* **提示された文章**:
世界遺産「明治日本の産業革命遺産」登録10周年の軍艦島をゲームで体感
世界遺産の構成資産である「軍艦島(端島炭坑)」が、オンラインゲーム「フォートナイト(Fortnite)」のステージとして公開されました。これは国内初の試み(※1)で、ステージを訪れるユーザー数に応じたゲーム収益が、軍艦島の保全や修復などに役立てられる仕組みです。登録から10周年という節目に、デジタルの世界を通じて軍艦島を支え、さらに多くの人にその歴史や魅力を知ってもらう画期的なプロジェクトが動き出しました。
常設ステージ「GUNKANJIMA ARCHIVE」とは?
今回公開された「GUNKANJIMA ARCHIVE(軍艦島アーカイブ)」は、世界で総ユーザー数5億人以上を誇るフォートナイト内に常設されるステージ。島の大部分を占める立入禁止エリアを含め、精巧な3Dスキャン技術を用いて忠実に再現されているのが最大の特徴です。
通常では立ち入ることができない軍艦島の内部を自由に散策できるだけでなく、フォートナイトに標準搭載されているボートで島を周遊し、上空からの絶景を楽しむといった「現実世界では実現しにくい体験」が可能になります。

* **資料の抜粋**:
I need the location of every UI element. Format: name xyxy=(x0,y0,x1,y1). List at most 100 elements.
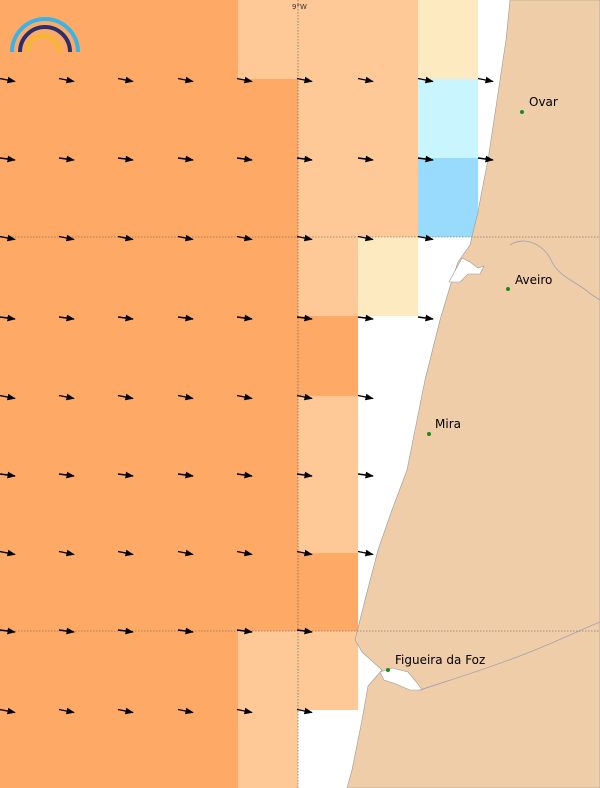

* **やること A**: 軍艦島の文章のうち、「世界遺産「明治日本の産業革命遺産」登録10周年の軍艦島をゲームで体感」を含む言葉で始まり「常設ステージ「GUNKANJIMA ARCHIVE」とは?」で終わる部分を、一字も変えずに書き写してください。
* **やること B**:
軍艦島の文章を読んで、次の問いに答えてください。
(i) 軍艦島がステージとして公開されたオンラインゲームの名前は何ですか。
(ii) 今回公開された常設ステージの名前は何ですか。
(iii) そのゲームの世界での総ユーザー数はどれくらいですか。
* **やること C**: 軍艦島の文章の最後の文の後から、続きを書いてください。
この資料は、軍艦島の文章とは別のところから取ってきたものです。

* **正しい答え A**:
世界遺産「明治日本の産業革命遺産」登録10周年の軍艦島をゲームで体感
世界遺産の構成資産である「軍艦島(端島炭坑)」が、オンラインゲーム「フォートナイト(Fortnite)」のステージとして公開されました。これは国内初の試み(※1)で、ステージを訪れるユーザー数に応じたゲーム収益が、軍艦島の保全や修復などに役立てられる仕組みです。登録から10周年という節目に、デジタルの世界を通じて軍艦島を支え、さらに多くの人にその歴史や魅力を知ってもらう画期的なプロジェクトが動き出しました。
常設ステージ「GUNKANJIMA ARCHIVE」とは?

* **正しい答え B**:
(i) フォートナイト(Fortnite)
(ii) 「GUNKANJIMA ARCHIVE(軍艦島アーカイブ)」
(iii) 5億人以上

* **正しい答え C**:
また、ステージ内には13箇所のチェックポイントが設置されており、そこで得られる軍艦島にまつわる情報を収集することで、歴史的背景や見どころをより深く知ることができます。
ゲームを楽しみながら軍艦島を応援できる国内初(※1)の仕組み
フォートナイトでは、ゲーム内ステージを多くのユーザーが利用すると、その利用数に応じて運営元から収益が還元される仕組みがあります。今回のプロジェクトでは、このゲーム収益が軍艦島の保存・修復に役立てられるという国内初の取り組みが実現しました。
ユーザーはいつも通りゲームを楽しむだけで、結果的に現実世界の軍艦島をサポートできるため、文化財の保全を「身近なこと」として感じられるのが魅力です。軍艦島は1974年の炭鉱閉山とともに無人島となり、現在は老朽化が進行中。保全には多額の費用がかかるため、新たな資金調達モデルとしても大きな注目を集めています。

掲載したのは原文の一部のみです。